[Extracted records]
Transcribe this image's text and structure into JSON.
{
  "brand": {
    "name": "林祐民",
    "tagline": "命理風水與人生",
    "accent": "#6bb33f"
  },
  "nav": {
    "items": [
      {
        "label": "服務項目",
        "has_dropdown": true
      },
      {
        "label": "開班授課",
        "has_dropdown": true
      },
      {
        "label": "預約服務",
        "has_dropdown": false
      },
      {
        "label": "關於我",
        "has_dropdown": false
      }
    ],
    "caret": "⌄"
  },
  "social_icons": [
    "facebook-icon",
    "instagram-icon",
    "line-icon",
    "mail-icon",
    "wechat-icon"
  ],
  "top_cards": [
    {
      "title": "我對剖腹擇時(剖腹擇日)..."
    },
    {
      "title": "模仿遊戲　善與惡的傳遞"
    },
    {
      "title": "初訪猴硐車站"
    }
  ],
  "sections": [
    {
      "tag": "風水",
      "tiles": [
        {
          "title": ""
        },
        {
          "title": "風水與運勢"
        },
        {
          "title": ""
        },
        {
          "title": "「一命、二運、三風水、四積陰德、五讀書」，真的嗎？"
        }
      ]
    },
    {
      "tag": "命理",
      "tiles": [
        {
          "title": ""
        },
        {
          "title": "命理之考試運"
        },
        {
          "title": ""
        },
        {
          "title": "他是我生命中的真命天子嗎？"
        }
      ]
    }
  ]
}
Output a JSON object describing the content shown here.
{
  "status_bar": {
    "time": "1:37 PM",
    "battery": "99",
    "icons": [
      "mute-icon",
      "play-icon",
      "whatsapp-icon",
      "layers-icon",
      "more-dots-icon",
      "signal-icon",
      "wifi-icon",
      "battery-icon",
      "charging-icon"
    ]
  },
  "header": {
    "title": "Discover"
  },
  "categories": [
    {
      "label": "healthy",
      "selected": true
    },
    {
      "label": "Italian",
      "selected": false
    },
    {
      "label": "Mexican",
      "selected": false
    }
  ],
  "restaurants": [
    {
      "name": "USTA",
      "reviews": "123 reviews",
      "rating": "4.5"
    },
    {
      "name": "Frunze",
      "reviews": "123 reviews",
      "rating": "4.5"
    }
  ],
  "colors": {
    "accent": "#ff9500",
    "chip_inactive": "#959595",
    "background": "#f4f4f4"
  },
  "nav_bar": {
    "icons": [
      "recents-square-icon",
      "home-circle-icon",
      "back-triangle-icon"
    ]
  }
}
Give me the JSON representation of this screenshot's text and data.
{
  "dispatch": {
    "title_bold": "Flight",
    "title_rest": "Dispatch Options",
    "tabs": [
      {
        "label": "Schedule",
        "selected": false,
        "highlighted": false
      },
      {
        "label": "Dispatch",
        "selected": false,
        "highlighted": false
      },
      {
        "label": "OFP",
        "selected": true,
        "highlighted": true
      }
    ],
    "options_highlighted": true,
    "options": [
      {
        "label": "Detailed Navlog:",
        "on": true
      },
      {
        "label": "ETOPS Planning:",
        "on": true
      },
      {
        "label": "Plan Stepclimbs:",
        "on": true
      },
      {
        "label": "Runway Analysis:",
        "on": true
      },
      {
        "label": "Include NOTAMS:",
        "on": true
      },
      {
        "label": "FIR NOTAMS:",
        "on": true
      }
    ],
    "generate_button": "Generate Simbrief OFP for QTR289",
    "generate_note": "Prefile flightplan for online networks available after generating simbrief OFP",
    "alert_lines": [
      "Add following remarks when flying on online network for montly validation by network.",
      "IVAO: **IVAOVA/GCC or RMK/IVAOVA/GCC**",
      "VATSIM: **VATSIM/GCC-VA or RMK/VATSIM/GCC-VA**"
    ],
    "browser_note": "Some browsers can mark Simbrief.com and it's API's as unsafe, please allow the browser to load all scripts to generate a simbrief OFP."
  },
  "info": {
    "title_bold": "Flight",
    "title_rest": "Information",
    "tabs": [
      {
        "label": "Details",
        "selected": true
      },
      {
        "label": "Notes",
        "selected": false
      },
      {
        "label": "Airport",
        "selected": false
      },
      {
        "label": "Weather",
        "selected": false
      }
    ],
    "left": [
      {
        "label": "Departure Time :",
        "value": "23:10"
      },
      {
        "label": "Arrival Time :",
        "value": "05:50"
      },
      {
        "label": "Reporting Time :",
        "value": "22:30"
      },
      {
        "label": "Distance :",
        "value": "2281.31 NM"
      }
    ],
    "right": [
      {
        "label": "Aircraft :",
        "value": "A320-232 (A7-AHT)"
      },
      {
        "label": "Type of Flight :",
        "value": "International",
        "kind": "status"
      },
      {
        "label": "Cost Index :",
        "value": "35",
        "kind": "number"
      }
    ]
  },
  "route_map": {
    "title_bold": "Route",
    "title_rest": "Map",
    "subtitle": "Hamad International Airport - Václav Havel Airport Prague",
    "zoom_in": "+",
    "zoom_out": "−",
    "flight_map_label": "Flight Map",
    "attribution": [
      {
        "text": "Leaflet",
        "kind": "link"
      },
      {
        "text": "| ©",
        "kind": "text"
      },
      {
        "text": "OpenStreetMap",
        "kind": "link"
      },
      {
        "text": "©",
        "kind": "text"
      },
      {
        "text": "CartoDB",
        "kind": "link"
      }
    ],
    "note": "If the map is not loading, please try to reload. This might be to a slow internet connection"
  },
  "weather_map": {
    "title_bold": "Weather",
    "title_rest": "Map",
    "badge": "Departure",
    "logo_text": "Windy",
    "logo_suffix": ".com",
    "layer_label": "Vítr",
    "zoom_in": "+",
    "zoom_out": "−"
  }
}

OBJECTIVE — Copy every line verbatim.

FINISHED EXERCISE —
Transcribe this image's text and structure into JSON.
{
  "brand": {
    "name": "林祐民",
    "tagline": "命理風水與人生",
    "accent": "#6bb33f"
  },
  "nav": {
    "items": [
      {
        "label": "服務項目",
        "has_dropdown": true
      },
      {
        "label": "開班授課",
        "has_dropdown": true
      },
      {
        "label": "預約服務",
        "has_dropdown": false
      },
      {
        "label": "關於我",
        "has_dropdown": false
      }
    ],
    "caret": "⌄"
  },
  "social_icons": [
    "facebook-icon",
    "instagram-icon",
    "line-icon",
    "mail-icon",
    "wechat-icon"
  ],
  "top_cards": [
    {
      "title": "我對剖腹擇時(剖腹擇日)..."
    },
    {
      "title": "模仿遊戲　善與惡的傳遞"
    },
    {
      "title": "初訪猴硐車站"
    }
  ],
  "sections": [
    {
      "tag": "風水",
      "tiles": [
        {
          "title": ""
        },
        {
          "title": "風水與運勢"
        },
        {
          "title": ""
        },
        {
          "title": "「一命、二運、三風水、四積陰德、五讀書」，真的嗎？"
        }
      ]
    },
    {
      "tag": "命理",
      "tiles": [
        {
          "title": ""
        },
        {
          "title": "命理之考試運"
        },
        {
          "title": ""
        },
        {
          "title": "他是我生命中的真命天子嗎？"
        }
      ]
    }
  ]
}
Output a JSON object describing the content shown here.
{
  "status_bar": {
    "time": "1:37 PM",
    "battery": "99",
    "icons": [
      "mute-icon",
      "play-icon",
      "whatsapp-icon",
      "layers-icon",
      "more-dots-icon",
      "signal-icon",
      "wifi-icon",
      "battery-icon",
      "charging-icon"
    ]
  },
  "header": {
    "title": "Discover"
  },
  "categories": [
    {
      "label": "healthy",
      "selected": true
    },
    {
      "label": "Italian",
      "selected": false
    },
    {
      "label": "Mexican",
      "selected": false
    }
  ],
  "restaurants": [
    {
      "name": "USTA",
      "reviews": "123 reviews",
      "rating": "4.5"
    },
    {
      "name": "Frunze",
      "reviews": "123 reviews",
      "rating": "4.5"
    }
  ],
  "colors": {
    "accent": "#ff9500",
    "chip_inactive": "#959595",
    "background": "#f4f4f4"
  },
  "nav_bar": {
    "icons": [
      "recents-square-icon",
      "home-circle-icon",
      "back-triangle-icon"
    ]
  }
}
Give me the JSON representation of this screenshot's text and data.
{
  "dispatch": {
    "title_bold": "Flight",
    "title_rest": "Dispatch Options",
    "tabs": [
      {
        "label": "Schedule",
        "selected": false,
        "highlighted": false
      },
      {
        "label": "Dispatch",
        "selected": false,
        "highlighted": false
      },
      {
        "label": "OFP",
        "selected": true,
        "highlighted": true
      }
    ],
    "options_highlighted": true,
    "options": [
      {
        "label": "Detailed Navlog:",
        "on": true
      },
      {
        "label": "ETOPS Planning:",
        "on": true
      },
      {
        "label": "Plan Stepclimbs:",
        "on": true
      },
      {
        "label": "Runway Analysis:",
        "on": true
      },
      {
        "label": "Include NOTAMS:",
        "on": true
      },
      {
        "label": "FIR NOTAMS:",
        "on": true
      }
    ],
    "generate_button": "Generate Simbrief OFP for QTR289",
    "generate_note": "Prefile flightplan for online networks available after generating simbrief OFP",
    "alert_lines": [
      "Add following remarks when flying on online network for montly validation by network.",
      "IVAO: **IVAOVA/GCC or RMK/IVAOVA/GCC**",
      "VATSIM: **VATSIM/GCC-VA or RMK/VATSIM/GCC-VA**"
    ],
    "browser_note": "Some browsers can mark Simbrief.com and it's API's as unsafe, please allow the browser to load all scripts to generate a simbrief OFP."
  },
  "info": {
    "title_bold": "Flight",
    "title_rest": "Information",
    "tabs": [
      {
        "label": "Details",
        "selected": true
      },
      {
        "label": "Notes",
        "selected": false
      },
      {
        "label": "Airport",
        "selected": false
      },
      {
        "label": "Weather",
        "selected": false
      }
    ],
    "left": [
      {
        "label": "Departure Time :",
        "value": "23:10"
      },
      {
        "label": "Arrival Time :",
        "value": "05:50"
      },
      {
        "label": "Reporting Time :",
        "value": "22:30"
      },
      {
        "label": "Distance :",
        "value": "2281.31 NM"
      }
    ],
    "right": [
      {
        "label": "Aircraft :",
        "value": "A320-232 (A7-AHT)"
      },
      {
        "label": "Type of Flight :",
        "value": "International",
        "kind": "status"
      },
      {
        "label": "Cost Index :",
        "value": "35",
        "kind": "number"
      }
    ]
  },
  "route_map": {
    "title_bold": "Route",
    "title_rest": "Map",
    "subtitle": "Hamad International Airport - Václav Havel Airport Prague",
    "zoom_in": "+",
    "zoom_out": "−",
    "flight_map_label": "Flight Map",
    "attribution": [
      {
        "text": "Leaflet",
        "kind": "link"
      },
      {
        "text": "| ©",
        "kind": "text"
      },
      {
        "text": "OpenStreetMap",
        "kind": "link"
      },
      {
        "text": "©",
        "kind": "text"
      },
      {
        "text": "CartoDB",
        "kind": "link"
      }
    ],
    "note": "If the map is not loading, please try to reload. This might be to a slow internet connection"
  },
  "weather_map": {
    "title_bold": "Weather",
    "title_rest": "Map",
    "badge": "Departure",
    "logo_text": "Windy",
    "logo_suffix": ".com",
    "layer_label": "Vítr",
    "zoom_in": "+",
    "zoom_out": "−"
  }
}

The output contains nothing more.